Recorded information:
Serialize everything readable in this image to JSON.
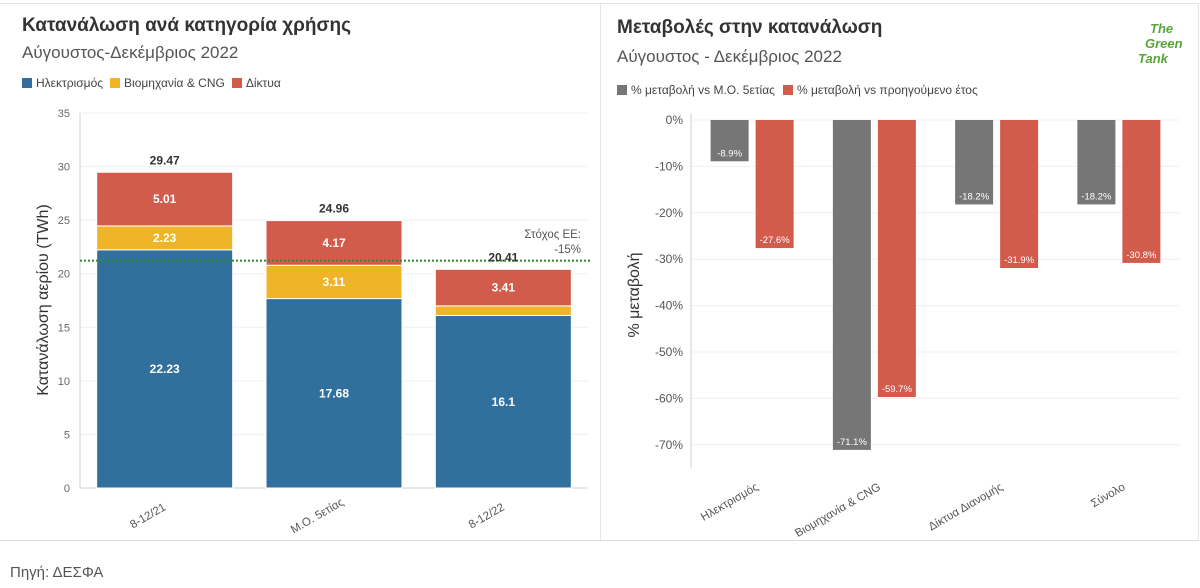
{
  "chart_data": [
    {
      "type": "bar",
      "stacked": true,
      "title": "Κατανάλωση ανά κατηγορία χρήσης",
      "subtitle": "Αύγουστος-Δεκέμβριος 2022",
      "categories": [
        "8-12/21",
        "Μ.Ο. 5ετίας",
        "8-12/22"
      ],
      "series": [
        {
          "name": "Ηλεκτρισμός",
          "color": "#31709c",
          "values": [
            22.23,
            17.68,
            16.1
          ],
          "data_labels": [
            "22.23",
            "17.68",
            "16.1"
          ]
        },
        {
          "name": "Βιομηχανία & CNG",
          "color": "#f0b428",
          "values": [
            2.23,
            3.11,
            0.9
          ],
          "data_labels": [
            "2.23",
            "3.11",
            ""
          ]
        },
        {
          "name": "Δίκτυα",
          "color": "#d15c4b",
          "values": [
            5.01,
            4.17,
            3.41
          ],
          "data_labels": [
            "5.01",
            "4.17",
            "3.41"
          ]
        }
      ],
      "totals": [
        "29.47",
        "24.96",
        "20.41"
      ],
      "xlabel": "",
      "ylabel": "Κατανάλωση αερίου (TWh)",
      "ylim": [
        0,
        35
      ],
      "yticks": [
        0,
        5,
        10,
        15,
        20,
        25,
        30,
        35
      ],
      "reference_line": {
        "value": 21.22,
        "label": [
          "Στόχος ΕΕ:",
          "-15%"
        ],
        "color": "#2e8b2e"
      },
      "grid": true,
      "legend": "top-left"
    },
    {
      "type": "bar",
      "title": "Μεταβολές στην κατανάλωση",
      "subtitle": "Αύγουστος - Δεκέμβριος 2022",
      "categories": [
        "Ηλεκτρισμός",
        "Βιομηχανία & CNG",
        "Δίκτυα Διανομής",
        "Σύνολο"
      ],
      "series": [
        {
          "name": "% μεταβολή vs Μ.Ο. 5ετίας",
          "color": "#767676",
          "values": [
            -8.9,
            -71.1,
            -18.2,
            -18.2
          ]
        },
        {
          "name": "% μεταβολή vs προηγούμενο έτος",
          "color": "#d15c4b",
          "values": [
            -27.6,
            -59.7,
            -31.9,
            -30.8
          ]
        }
      ],
      "xlabel": "",
      "ylabel": "% μεταβολή",
      "ylim": [
        -75,
        0
      ],
      "yticks": [
        0,
        -10,
        -20,
        -30,
        -40,
        -50,
        -60,
        -70
      ],
      "value_suffix": "%",
      "grid": true,
      "legend": "top-left"
    }
  ],
  "logo": {
    "line1": "The",
    "line2": "Green",
    "line3": "Tank"
  },
  "source": "Πηγή: ΔΕΣΦΑ"
}
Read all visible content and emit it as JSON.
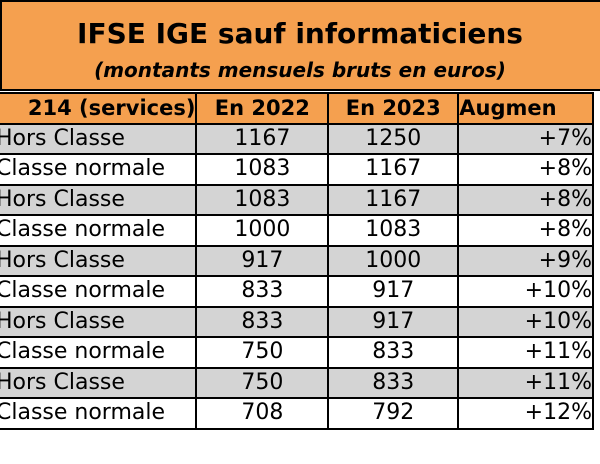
{
  "title": "IFSE IGE sauf informaticiens",
  "subtitle": "(montants mensuels bruts en euros)",
  "headers": {
    "label": "214 (services)",
    "y2022": "En 2022",
    "y2023": "En 2023",
    "increase": "Augmen"
  },
  "rows": [
    {
      "grade": "Hors Classe",
      "y2022": "1167",
      "y2023": "1250",
      "increase": "+7%"
    },
    {
      "grade": "Classe normale",
      "y2022": "1083",
      "y2023": "1167",
      "increase": "+8%"
    },
    {
      "grade": "Hors Classe",
      "y2022": "1083",
      "y2023": "1167",
      "increase": "+8%"
    },
    {
      "grade": "Classe normale",
      "y2022": "1000",
      "y2023": "1083",
      "increase": "+8%"
    },
    {
      "grade": "Hors Classe",
      "y2022": "917",
      "y2023": "1000",
      "increase": "+9%"
    },
    {
      "grade": "Classe normale",
      "y2022": "833",
      "y2023": "917",
      "increase": "+10%"
    },
    {
      "grade": "Hors Classe",
      "y2022": "833",
      "y2023": "917",
      "increase": "+10%"
    },
    {
      "grade": "Classe normale",
      "y2022": "750",
      "y2023": "833",
      "increase": "+11%"
    },
    {
      "grade": "Hors Classe",
      "y2022": "750",
      "y2023": "833",
      "increase": "+11%"
    },
    {
      "grade": "Classe normale",
      "y2022": "708",
      "y2023": "792",
      "increase": "+12%"
    }
  ],
  "colors": {
    "header_orange": "#f5a04f",
    "shaded_row": "#d4d4d4",
    "plain_row": "#ffffff"
  }
}
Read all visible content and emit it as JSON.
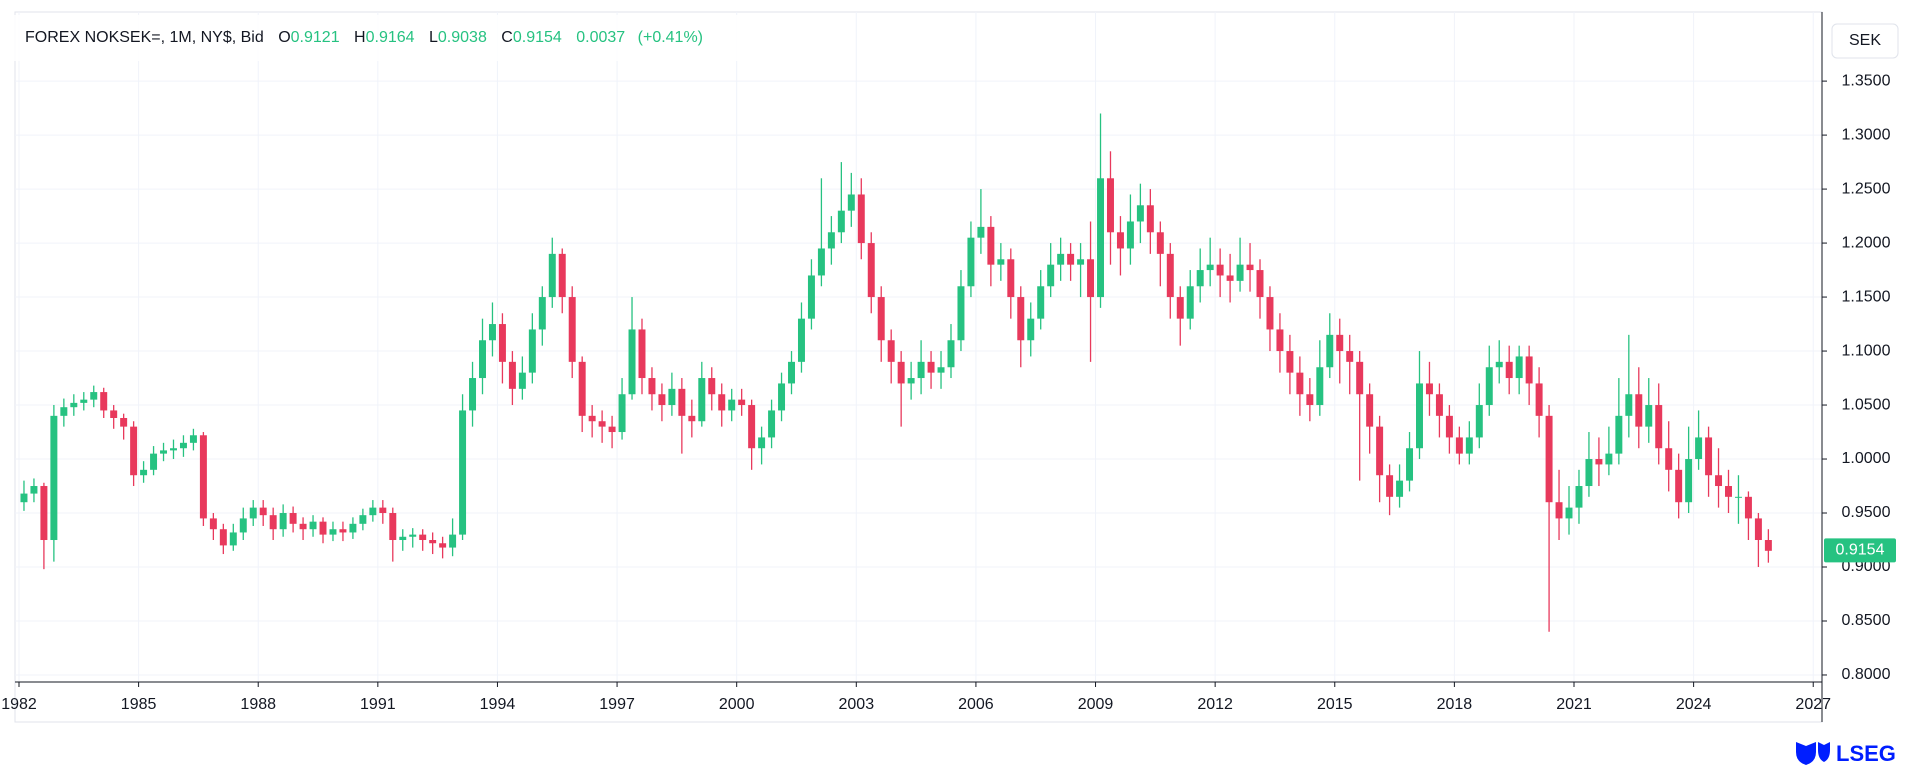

Task to complete: Leaving all pictures aside, quote each record exactly.

Solution to the problem:
Serialize everything readable in this image to JSON.
{
  "chart_data": [
    {
      "type": "bar",
      "stacked": true,
      "title": "Κατανάλωση ανά κατηγορία χρήσης",
      "subtitle": "Αύγουστος-Δεκέμβριος 2022",
      "categories": [
        "8-12/21",
        "Μ.Ο. 5ετίας",
        "8-12/22"
      ],
      "series": [
        {
          "name": "Ηλεκτρισμός",
          "color": "#31709c",
          "values": [
            22.23,
            17.68,
            16.1
          ],
          "data_labels": [
            "22.23",
            "17.68",
            "16.1"
          ]
        },
        {
          "name": "Βιομηχανία & CNG",
          "color": "#f0b428",
          "values": [
            2.23,
            3.11,
            0.9
          ],
          "data_labels": [
            "2.23",
            "3.11",
            ""
          ]
        },
        {
          "name": "Δίκτυα",
          "color": "#d15c4b",
          "values": [
            5.01,
            4.17,
            3.41
          ],
          "data_labels": [
            "5.01",
            "4.17",
            "3.41"
          ]
        }
      ],
      "totals": [
        "29.47",
        "24.96",
        "20.41"
      ],
      "xlabel": "",
      "ylabel": "Κατανάλωση αερίου (TWh)",
      "ylim": [
        0,
        35
      ],
      "yticks": [
        0,
        5,
        10,
        15,
        20,
        25,
        30,
        35
      ],
      "reference_line": {
        "value": 21.22,
        "label": [
          "Στόχος ΕΕ:",
          "-15%"
        ],
        "color": "#2e8b2e"
      },
      "grid": true,
      "legend": "top-left"
    },
    {
      "type": "bar",
      "title": "Μεταβολές στην κατανάλωση",
      "subtitle": "Αύγουστος - Δεκέμβριος 2022",
      "categories": [
        "Ηλεκτρισμός",
        "Βιομηχανία & CNG",
        "Δίκτυα Διανομής",
        "Σύνολο"
      ],
      "series": [
        {
          "name": "% μεταβολή vs Μ.Ο. 5ετίας",
          "color": "#767676",
          "values": [
            -8.9,
            -71.1,
            -18.2,
            -18.2
          ]
        },
        {
          "name": "% μεταβολή vs προηγούμενο έτος",
          "color": "#d15c4b",
          "values": [
            -27.6,
            -59.7,
            -31.9,
            -30.8
          ]
        }
      ],
      "xlabel": "",
      "ylabel": "% μεταβολή",
      "ylim": [
        -75,
        0
      ],
      "yticks": [
        0,
        -10,
        -20,
        -30,
        -40,
        -50,
        -60,
        -70
      ],
      "value_suffix": "%",
      "grid": true,
      "legend": "top-left"
    }
  ],
  "logo": {
    "line1": "The",
    "line2": "Green",
    "line3": "Tank"
  },
  "source": "Πηγή: ΔΕΣΦΑ"
}
Read all visible content and emit it as JSON.
{
  "title": "IFSE IGE sauf informaticiens",
  "subtitle": "(montants mensuels bruts en euros)",
  "headers": {
    "label": "214 (services)",
    "y2022": "En 2022",
    "y2023": "En 2023",
    "increase": "Augmen"
  },
  "rows": [
    {
      "grade": "Hors Classe",
      "y2022": "1167",
      "y2023": "1250",
      "increase": "+7%"
    },
    {
      "grade": "Classe normale",
      "y2022": "1083",
      "y2023": "1167",
      "increase": "+8%"
    },
    {
      "grade": "Hors Classe",
      "y2022": "1083",
      "y2023": "1167",
      "increase": "+8%"
    },
    {
      "grade": "Classe normale",
      "y2022": "1000",
      "y2023": "1083",
      "increase": "+8%"
    },
    {
      "grade": "Hors Classe",
      "y2022": "917",
      "y2023": "1000",
      "increase": "+9%"
    },
    {
      "grade": "Classe normale",
      "y2022": "833",
      "y2023": "917",
      "increase": "+10%"
    },
    {
      "grade": "Hors Classe",
      "y2022": "833",
      "y2023": "917",
      "increase": "+10%"
    },
    {
      "grade": "Classe normale",
      "y2022": "750",
      "y2023": "833",
      "increase": "+11%"
    },
    {
      "grade": "Hors Classe",
      "y2022": "750",
      "y2023": "833",
      "increase": "+11%"
    },
    {
      "grade": "Classe normale",
      "y2022": "708",
      "y2023": "792",
      "increase": "+12%"
    }
  ],
  "colors": {
    "header_orange": "#f5a04f",
    "shaded_row": "#d4d4d4",
    "plain_row": "#ffffff"
  }
}
Read all visible content and emit it as JSON.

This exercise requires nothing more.